- _Brief_:
From the entries that follow, extract each line holding the string "Enterococcus".
##### Dataset content #####
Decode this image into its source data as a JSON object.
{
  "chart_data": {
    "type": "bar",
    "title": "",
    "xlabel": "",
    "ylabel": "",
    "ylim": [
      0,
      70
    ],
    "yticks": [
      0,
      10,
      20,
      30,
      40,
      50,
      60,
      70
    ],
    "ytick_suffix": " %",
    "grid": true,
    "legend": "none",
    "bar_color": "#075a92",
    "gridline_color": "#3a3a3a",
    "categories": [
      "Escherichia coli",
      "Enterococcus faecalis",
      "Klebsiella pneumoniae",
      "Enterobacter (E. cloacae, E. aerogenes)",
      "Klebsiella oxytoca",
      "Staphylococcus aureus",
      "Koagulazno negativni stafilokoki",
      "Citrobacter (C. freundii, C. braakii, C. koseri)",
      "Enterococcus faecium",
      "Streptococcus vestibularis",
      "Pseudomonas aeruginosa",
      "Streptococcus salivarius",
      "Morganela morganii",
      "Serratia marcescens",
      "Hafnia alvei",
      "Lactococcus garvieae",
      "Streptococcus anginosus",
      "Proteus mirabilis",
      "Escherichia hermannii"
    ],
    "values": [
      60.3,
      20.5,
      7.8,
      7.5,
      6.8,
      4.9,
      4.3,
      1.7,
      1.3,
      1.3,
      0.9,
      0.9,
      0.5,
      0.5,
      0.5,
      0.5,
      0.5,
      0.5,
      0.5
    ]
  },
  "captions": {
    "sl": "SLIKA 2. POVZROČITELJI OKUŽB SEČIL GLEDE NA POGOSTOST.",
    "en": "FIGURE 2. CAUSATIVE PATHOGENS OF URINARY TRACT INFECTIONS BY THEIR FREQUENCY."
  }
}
#####
- _Answer to the exercise_:
      "Enterococcus faecalis",
      "Enterococcus faecium",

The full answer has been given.